** Start RECORDS FOR THE TASK **

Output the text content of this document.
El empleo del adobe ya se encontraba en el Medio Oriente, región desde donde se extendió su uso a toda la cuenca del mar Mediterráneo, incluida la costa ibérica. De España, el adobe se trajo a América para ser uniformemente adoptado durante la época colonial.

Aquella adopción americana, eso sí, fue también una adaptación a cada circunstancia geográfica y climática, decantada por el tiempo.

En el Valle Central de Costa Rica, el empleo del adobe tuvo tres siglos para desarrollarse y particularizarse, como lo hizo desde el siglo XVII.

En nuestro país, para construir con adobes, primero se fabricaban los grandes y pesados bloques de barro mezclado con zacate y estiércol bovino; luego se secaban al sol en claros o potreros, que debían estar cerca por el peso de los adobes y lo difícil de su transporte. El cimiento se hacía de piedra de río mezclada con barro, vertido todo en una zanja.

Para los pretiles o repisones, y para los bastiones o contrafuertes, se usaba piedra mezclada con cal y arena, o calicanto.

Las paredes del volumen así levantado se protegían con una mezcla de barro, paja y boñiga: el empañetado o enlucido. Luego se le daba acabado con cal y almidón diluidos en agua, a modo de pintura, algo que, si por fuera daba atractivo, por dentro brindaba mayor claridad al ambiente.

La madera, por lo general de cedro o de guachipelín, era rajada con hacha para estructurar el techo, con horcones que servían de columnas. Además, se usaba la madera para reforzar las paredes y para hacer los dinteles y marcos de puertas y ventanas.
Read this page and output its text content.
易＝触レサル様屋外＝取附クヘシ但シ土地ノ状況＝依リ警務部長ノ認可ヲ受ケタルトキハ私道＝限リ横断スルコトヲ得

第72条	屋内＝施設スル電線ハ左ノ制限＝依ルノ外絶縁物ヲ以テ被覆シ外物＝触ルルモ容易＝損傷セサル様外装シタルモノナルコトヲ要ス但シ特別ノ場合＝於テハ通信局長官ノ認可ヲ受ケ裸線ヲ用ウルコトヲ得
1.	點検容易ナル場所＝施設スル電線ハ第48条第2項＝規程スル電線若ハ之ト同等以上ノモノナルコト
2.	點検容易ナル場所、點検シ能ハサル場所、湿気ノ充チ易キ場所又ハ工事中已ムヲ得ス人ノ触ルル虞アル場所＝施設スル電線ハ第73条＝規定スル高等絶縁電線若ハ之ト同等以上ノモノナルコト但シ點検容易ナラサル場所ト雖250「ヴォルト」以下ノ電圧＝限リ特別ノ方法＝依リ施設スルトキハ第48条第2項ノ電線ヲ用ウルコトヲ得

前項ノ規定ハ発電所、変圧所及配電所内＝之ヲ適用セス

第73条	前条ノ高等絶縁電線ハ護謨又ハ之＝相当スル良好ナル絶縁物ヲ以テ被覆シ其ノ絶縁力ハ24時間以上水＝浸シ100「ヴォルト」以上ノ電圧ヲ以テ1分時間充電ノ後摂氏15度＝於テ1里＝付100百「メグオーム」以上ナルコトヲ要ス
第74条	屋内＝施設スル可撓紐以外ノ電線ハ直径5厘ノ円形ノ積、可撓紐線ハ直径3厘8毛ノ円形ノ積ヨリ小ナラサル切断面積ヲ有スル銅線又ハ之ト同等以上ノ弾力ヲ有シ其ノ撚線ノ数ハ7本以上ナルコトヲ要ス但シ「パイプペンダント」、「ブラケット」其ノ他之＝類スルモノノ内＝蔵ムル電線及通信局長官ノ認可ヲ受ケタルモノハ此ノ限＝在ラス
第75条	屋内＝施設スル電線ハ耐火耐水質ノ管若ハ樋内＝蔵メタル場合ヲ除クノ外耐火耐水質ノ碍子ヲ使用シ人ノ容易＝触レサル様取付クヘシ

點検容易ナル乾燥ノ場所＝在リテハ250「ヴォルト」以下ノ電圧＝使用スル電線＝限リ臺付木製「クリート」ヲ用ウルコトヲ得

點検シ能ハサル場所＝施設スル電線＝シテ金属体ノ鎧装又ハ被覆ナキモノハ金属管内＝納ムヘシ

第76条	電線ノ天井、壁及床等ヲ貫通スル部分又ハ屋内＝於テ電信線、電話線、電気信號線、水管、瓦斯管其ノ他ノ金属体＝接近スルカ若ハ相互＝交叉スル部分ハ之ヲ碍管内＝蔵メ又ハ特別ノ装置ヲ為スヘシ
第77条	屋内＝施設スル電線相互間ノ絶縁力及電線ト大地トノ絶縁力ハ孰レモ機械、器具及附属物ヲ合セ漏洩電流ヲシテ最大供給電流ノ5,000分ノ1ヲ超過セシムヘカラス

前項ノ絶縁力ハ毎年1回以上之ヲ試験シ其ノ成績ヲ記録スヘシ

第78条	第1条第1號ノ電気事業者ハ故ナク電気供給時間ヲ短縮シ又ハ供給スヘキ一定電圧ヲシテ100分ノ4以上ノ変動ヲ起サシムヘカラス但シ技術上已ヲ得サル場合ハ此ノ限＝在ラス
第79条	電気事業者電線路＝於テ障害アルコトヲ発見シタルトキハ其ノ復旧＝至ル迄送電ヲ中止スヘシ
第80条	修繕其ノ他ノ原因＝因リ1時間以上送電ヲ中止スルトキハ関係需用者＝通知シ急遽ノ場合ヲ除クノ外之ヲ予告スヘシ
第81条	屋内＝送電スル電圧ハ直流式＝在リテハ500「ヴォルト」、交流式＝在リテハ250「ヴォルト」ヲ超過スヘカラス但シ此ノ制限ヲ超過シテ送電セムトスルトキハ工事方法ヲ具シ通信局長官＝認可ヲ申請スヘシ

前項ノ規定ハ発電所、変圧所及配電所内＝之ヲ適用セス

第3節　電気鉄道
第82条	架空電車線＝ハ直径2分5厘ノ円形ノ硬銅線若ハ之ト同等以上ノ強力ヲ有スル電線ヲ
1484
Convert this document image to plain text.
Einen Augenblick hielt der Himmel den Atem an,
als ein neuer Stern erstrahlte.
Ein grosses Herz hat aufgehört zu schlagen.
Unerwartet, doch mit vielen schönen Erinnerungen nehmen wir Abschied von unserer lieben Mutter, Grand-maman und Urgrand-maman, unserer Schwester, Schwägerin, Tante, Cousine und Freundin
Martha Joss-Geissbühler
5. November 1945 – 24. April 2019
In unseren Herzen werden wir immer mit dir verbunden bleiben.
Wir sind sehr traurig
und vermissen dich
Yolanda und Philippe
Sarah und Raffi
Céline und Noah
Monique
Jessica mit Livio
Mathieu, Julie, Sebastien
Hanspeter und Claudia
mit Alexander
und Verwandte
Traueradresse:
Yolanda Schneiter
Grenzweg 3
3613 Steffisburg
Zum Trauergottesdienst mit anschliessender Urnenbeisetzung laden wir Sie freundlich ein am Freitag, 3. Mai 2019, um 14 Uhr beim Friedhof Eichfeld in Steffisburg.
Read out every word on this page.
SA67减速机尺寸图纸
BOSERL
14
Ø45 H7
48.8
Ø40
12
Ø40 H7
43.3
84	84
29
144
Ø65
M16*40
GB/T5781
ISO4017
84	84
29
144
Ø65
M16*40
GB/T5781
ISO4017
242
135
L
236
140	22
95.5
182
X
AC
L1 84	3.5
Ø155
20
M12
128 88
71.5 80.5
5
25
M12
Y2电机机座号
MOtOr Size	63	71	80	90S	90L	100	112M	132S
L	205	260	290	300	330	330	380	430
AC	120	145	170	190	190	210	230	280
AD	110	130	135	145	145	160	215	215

** End RECORDS FOR THE TASK **

**WHAT YOU NEED TO DO**
Count each line above in which the string "點検シ能ハサル場所" appears, then state only the total.

**REPLY**
2